→ **PROBLEM DESCRIPTION**:
Continue the article on the proposed Homeland Defense Radar-Hawaii on Kauai, starting right after its final sentence.

→ **DOCUMENT SECTION**:

▼

Chris Kaiakapu loves fishing off of West Kauai, where Native Hawaiians have gathered for generations to practice subsistence fishing. But he’s worried that the federal Missile Defense Agency’s proposal to build a $1.9 billion missile defense radar at the Navy’s Pacific Missile Range Facility could result in less access at productive fishing grounds.
“We’ve pretty much had very limited to no access since 9/11 in 2001, so I have no reason to doubt they wouldn’t further those restrictions in the Kokole Point
area where it’s proposed,” said Kaiakapu. “It’s a huge shoreline fishery for us westside residents and Hawaiians. From Kekaha all the way around to Polihale is some of the most productive shoreline fishery grounds. … It would just further limit our cultural and subsistence resources.”
While the project’s supporters maintain that it’s critical to Hawaii’s security and will provide
an economic boost, some Kauai residents have countered that in addition to disrupting traditional fishing, construction of the proposed Homeland Defense Radar-
Hawaii could potentially cause environmental damage, further strain a struggling housing market and even hurt the tourism industry.

▲

→ **ITEMS**:
▼

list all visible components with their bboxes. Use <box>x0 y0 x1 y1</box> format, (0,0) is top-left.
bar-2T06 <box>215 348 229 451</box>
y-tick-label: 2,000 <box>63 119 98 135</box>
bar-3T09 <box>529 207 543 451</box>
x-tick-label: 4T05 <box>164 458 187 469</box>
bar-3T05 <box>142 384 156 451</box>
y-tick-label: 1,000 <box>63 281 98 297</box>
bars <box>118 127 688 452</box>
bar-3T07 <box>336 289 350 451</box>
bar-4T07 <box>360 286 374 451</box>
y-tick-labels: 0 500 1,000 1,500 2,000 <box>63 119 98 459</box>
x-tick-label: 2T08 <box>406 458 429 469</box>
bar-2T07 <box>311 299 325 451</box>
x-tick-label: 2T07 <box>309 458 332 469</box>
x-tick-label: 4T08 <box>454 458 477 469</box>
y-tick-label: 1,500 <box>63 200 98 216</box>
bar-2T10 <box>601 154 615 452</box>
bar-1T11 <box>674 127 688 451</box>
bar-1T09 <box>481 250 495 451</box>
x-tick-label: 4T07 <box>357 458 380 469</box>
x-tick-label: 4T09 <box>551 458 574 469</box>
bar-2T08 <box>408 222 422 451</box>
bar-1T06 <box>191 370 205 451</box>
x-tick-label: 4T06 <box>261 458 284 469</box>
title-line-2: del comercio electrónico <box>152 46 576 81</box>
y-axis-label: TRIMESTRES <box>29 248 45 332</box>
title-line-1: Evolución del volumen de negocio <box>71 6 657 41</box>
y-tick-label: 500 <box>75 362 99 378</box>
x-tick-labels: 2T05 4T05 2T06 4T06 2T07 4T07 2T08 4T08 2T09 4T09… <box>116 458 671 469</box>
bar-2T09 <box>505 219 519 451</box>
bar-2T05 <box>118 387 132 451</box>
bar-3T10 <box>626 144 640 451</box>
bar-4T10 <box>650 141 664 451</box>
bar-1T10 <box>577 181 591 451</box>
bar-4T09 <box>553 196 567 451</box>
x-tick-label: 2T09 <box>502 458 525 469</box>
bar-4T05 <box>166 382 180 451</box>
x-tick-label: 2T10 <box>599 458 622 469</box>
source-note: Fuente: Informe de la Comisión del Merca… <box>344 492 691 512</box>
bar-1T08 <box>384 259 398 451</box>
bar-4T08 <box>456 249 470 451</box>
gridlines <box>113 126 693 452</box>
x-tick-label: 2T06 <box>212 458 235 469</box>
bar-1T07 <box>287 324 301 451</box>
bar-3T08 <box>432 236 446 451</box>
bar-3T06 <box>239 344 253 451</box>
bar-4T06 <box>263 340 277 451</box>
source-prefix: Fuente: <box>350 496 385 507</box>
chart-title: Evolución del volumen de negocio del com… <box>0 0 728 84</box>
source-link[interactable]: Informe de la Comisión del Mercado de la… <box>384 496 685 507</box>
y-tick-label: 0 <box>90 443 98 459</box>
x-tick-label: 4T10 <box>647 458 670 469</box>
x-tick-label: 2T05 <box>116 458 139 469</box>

▲

→ **EXERCISE OUTPUT**:
Military leaders are also split on its value — the Pentagon has spent years trying to defund it.
In December 2018 the Missile Defense Agency awarded Lockheed Martin a contract to develop, build and deliver the HDR-H after the false alert missile scare had rattled the state in January amid high tensions with North Korea. North Korea announced last week that it had successfully tested a hypersonic missile, and has conducted several missile tests this month.
Military planners have spent years trying to find a home for
the HDR-H. After scouting potential sites on Oahu, they are now eyeing the Pacific Missile Range Facility as a favored site for the project. The Missile Defense Agency is in the “scoping phase” of the development process and drafting an environmental impact statement — a document that lays out potential positive and negative impacts on surrounding communities.
Casey Reimer, a pilot for Jack Harter Helicopters and president
of the Hawaii Helicopter Association, said, “There’s a lot of impacts that we’re concerned … are not going to get addressed, or maybe not listened to, in the EIS process.”
Among them is a potential expansion of no-fly zones around PMRF. With helicopter tours serving as a sizable draw for Kauai’s tourism industry, more restrictions could seriously impede those flights, Reimer said. He also said the project could affect aerial contract work, such as battling brush fires on the Garden Isle’s west side.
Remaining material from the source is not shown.